> _What the task requires_:
Write out the records below line for line, with every character unchanged, and omit the pictures from your answer.

Element boundary records
################
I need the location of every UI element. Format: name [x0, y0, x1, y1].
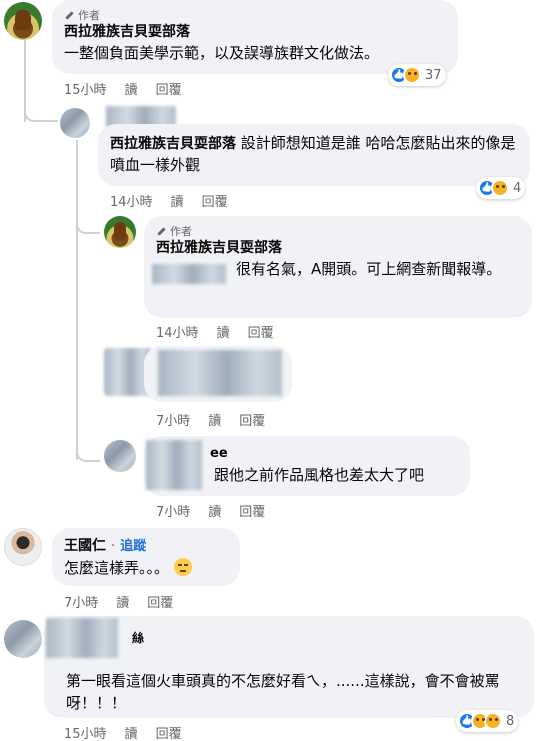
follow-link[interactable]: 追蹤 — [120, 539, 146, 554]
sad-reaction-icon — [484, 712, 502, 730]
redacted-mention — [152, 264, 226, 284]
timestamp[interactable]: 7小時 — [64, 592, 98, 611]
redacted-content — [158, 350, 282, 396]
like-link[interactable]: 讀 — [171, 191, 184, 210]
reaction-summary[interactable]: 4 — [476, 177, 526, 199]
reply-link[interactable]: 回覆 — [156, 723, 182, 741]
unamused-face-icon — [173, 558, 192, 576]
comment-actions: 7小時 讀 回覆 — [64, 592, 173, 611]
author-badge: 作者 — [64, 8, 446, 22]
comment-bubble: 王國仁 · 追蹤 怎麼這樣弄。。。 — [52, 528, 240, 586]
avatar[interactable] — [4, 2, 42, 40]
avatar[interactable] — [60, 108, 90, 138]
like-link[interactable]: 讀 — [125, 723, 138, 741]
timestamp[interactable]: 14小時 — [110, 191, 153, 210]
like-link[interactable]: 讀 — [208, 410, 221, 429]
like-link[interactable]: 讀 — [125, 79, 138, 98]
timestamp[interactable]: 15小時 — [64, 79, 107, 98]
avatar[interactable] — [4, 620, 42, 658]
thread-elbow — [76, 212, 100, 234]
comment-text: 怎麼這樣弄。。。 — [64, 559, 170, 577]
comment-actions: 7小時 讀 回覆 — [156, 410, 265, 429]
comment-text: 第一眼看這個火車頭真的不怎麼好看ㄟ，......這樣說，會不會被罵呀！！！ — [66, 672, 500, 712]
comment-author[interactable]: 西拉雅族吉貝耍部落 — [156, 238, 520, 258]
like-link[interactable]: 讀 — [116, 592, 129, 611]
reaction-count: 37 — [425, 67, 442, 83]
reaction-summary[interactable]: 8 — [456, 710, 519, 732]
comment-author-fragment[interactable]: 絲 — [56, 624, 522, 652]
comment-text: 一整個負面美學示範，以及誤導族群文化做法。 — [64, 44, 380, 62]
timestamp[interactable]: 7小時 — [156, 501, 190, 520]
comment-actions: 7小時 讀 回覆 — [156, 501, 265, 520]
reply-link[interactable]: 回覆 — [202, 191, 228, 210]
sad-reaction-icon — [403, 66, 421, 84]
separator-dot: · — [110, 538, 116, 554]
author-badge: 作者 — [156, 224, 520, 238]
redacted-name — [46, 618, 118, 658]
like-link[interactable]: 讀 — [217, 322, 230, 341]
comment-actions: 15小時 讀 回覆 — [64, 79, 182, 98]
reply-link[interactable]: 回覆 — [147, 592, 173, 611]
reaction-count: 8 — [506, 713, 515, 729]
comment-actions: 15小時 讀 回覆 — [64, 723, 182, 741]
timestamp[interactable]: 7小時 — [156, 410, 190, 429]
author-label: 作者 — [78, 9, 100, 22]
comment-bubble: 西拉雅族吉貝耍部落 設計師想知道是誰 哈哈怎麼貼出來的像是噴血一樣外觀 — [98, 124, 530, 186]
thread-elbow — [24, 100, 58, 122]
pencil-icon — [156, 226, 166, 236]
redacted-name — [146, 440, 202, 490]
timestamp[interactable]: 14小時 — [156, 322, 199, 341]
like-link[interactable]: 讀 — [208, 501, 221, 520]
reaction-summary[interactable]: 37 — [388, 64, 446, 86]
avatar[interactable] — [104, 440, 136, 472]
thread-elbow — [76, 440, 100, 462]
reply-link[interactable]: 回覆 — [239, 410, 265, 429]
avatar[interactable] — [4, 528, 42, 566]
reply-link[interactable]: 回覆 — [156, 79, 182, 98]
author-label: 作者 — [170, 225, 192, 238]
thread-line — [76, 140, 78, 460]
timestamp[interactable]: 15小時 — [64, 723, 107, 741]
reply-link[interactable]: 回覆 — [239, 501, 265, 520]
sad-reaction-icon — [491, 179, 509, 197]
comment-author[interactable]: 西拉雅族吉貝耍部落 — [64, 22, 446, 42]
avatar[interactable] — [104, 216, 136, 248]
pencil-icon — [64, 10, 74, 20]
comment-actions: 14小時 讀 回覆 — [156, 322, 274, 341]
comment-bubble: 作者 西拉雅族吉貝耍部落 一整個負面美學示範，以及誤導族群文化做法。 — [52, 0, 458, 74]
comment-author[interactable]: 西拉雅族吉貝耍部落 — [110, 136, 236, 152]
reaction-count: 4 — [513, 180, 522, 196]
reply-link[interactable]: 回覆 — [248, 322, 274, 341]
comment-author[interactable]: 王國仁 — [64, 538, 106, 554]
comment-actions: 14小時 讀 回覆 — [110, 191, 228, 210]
################
> _Result below_:
I need the location of every UI element. Format: name [x0, y0, x1, y1].
follow-link[interactable]: 追蹤 — [120, 539, 146, 554]
sad-reaction-icon — [484, 712, 502, 730]
redacted-mention — [152, 264, 226, 284]
timestamp[interactable]: 7小時 — [64, 592, 98, 611]
redacted-content — [158, 350, 282, 396]
like-link[interactable]: 讀 — [171, 191, 184, 210]
reaction-summary[interactable]: 4 — [476, 177, 526, 199]
reply-link[interactable]: 回覆 — [156, 723, 182, 741]
unamused-face-icon — [173, 558, 192, 576]
comment-actions: 7小時 讀 回覆 — [64, 592, 173, 611]
author-badge: 作者 — [64, 8, 446, 22]
comment-bubble: 王國仁 · 追蹤 怎麼這樣弄。。。 — [52, 528, 240, 586]
avatar[interactable] — [4, 2, 42, 40]
avatar[interactable] — [60, 108, 90, 138]
like-link[interactable]: 讀 — [125, 723, 138, 741]
timestamp[interactable]: 14小時 — [110, 191, 153, 210]
like-link[interactable]: 讀 — [208, 410, 221, 429]
like-link[interactable]: 讀 — [125, 79, 138, 98]
timestamp[interactable]: 15小時 — [64, 79, 107, 98]
avatar[interactable] — [4, 620, 42, 658]
thread-elbow — [76, 212, 100, 234]
comment-text: 怎麼這樣弄。。。 — [64, 559, 170, 577]
comment-actions: 7小時 讀 回覆 — [156, 410, 265, 429]
comment-text: 第一眼看這個火車頭真的不怎麼好看ㄟ，......這樣說，會不會被罵呀！！！ — [66, 672, 500, 712]
comment-author[interactable]: 西拉雅族吉貝耍部落 — [156, 238, 520, 258]
like-link[interactable]: 讀 — [116, 592, 129, 611]
reaction-count: 37 — [425, 67, 442, 83]
reaction-summary[interactable]: 8 — [456, 710, 519, 732]
comment-author-fragment[interactable]: 絲 — [56, 624, 522, 652]
comment-text: 一整個負面美學示範，以及誤導族群文化做法。 — [64, 44, 380, 62]
timestamp[interactable]: 7小時 — [156, 501, 190, 520]
comment-actions: 7小時 讀 回覆 — [156, 501, 265, 520]
reply-link[interactable]: 回覆 — [202, 191, 228, 210]
sad-reaction-icon — [403, 66, 421, 84]
separator-dot: · — [110, 538, 116, 554]
author-badge: 作者 — [156, 224, 520, 238]
redacted-name — [46, 618, 118, 658]
like-link[interactable]: 讀 — [217, 322, 230, 341]
comment-actions: 15小時 讀 回覆 — [64, 79, 182, 98]
reply-link[interactable]: 回覆 — [147, 592, 173, 611]
reaction-count: 8 — [506, 713, 515, 729]
comment-actions: 15小時 讀 回覆 — [64, 723, 182, 741]
timestamp[interactable]: 7小時 — [156, 410, 190, 429]
author-label: 作者 — [78, 9, 100, 22]
comment-bubble: 西拉雅族吉貝耍部落 設計師想知道是誰 哈哈怎麼貼出來的像是噴血一樣外觀 — [98, 124, 530, 186]
thread-elbow — [24, 100, 58, 122]
pencil-icon — [156, 226, 166, 236]
redacted-name — [146, 440, 202, 490]
timestamp[interactable]: 14小時 — [156, 322, 199, 341]
like-link[interactable]: 讀 — [208, 501, 221, 520]
reaction-summary[interactable]: 37 — [388, 64, 446, 86]
avatar[interactable] — [104, 440, 136, 472]
thread-elbow — [76, 440, 100, 462]
reply-link[interactable]: 回覆 — [239, 410, 265, 429]
avatar[interactable] — [4, 528, 42, 566]
reply-link[interactable]: 回覆 — [156, 79, 182, 98]
author-label: 作者 — [170, 225, 192, 238]
thread-line — [76, 140, 78, 460]
timestamp[interactable]: 15小時 — [64, 723, 107, 741]
reply-link[interactable]: 回覆 — [239, 501, 265, 520]
sad-reaction-icon — [491, 179, 509, 197]
comment-author[interactable]: 西拉雅族吉貝耍部落 — [64, 22, 446, 42]
avatar[interactable] — [104, 216, 136, 248]
pencil-icon — [64, 10, 74, 20]
comment-actions: 14小時 讀 回覆 — [156, 322, 274, 341]
comment-bubble: 作者 西拉雅族吉貝耍部落 一整個負面美學示範，以及誤導族群文化做法。 — [52, 0, 458, 74]
comment-author[interactable]: 西拉雅族吉貝耍部落 — [110, 136, 236, 152]
reaction-count: 4 — [513, 180, 522, 196]
reply-link[interactable]: 回覆 — [248, 322, 274, 341]
comment-author[interactable]: 王國仁 — [64, 538, 106, 554]
comment-actions: 14小時 讀 回覆 — [110, 191, 228, 210]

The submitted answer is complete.